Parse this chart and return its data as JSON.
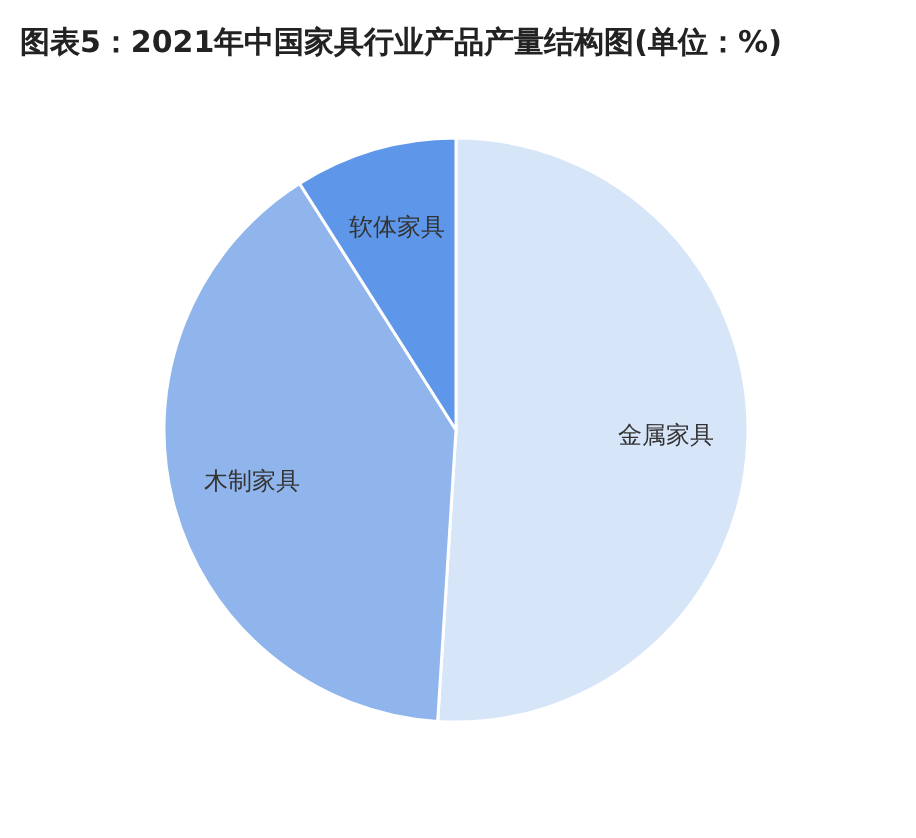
{
  "chart_data": {
    "type": "pie",
    "title": "图表5：2021年中国家具行业产品产量结构图(单位：%)",
    "categories": [
      "金属家具",
      "木制家具",
      "软体家具"
    ],
    "values": [
      51,
      40,
      9
    ],
    "colors": [
      "#d7e5f9",
      "#8fb5ec",
      "#5e97e9"
    ]
  }
}
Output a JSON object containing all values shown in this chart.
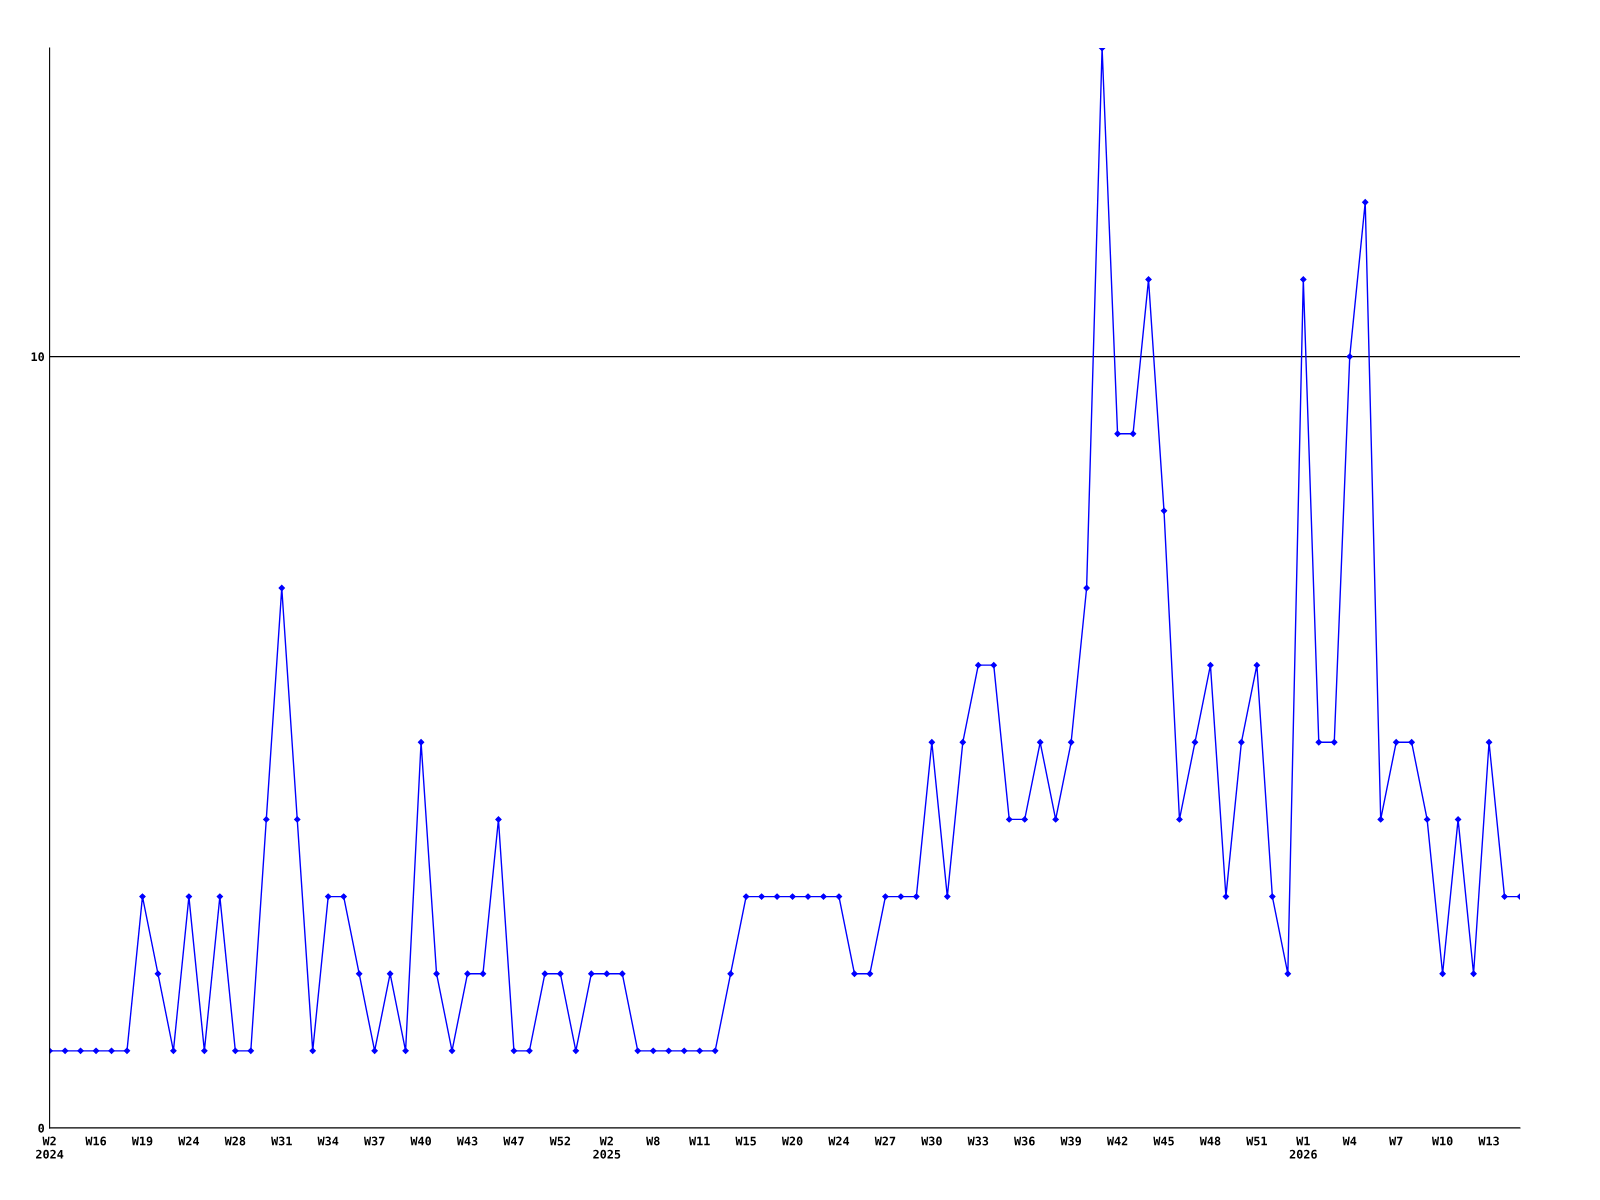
——
**Your objective:**
Print all entries exactly. The images do not belong in the copy.

**Finished answer:**
Parse this chart and return its data as JSON.
{
  "chart_data": {
    "type": "pie",
    "title": "图表5：2021年中国家具行业产品产量结构图(单位：%)",
    "categories": [
      "金属家具",
      "木制家具",
      "软体家具"
    ],
    "values": [
      51,
      40,
      9
    ],
    "colors": [
      "#d7e5f9",
      "#8fb5ec",
      "#5e97e9"
    ]
  }
}
Output a JSON object containing all values shown in this chart.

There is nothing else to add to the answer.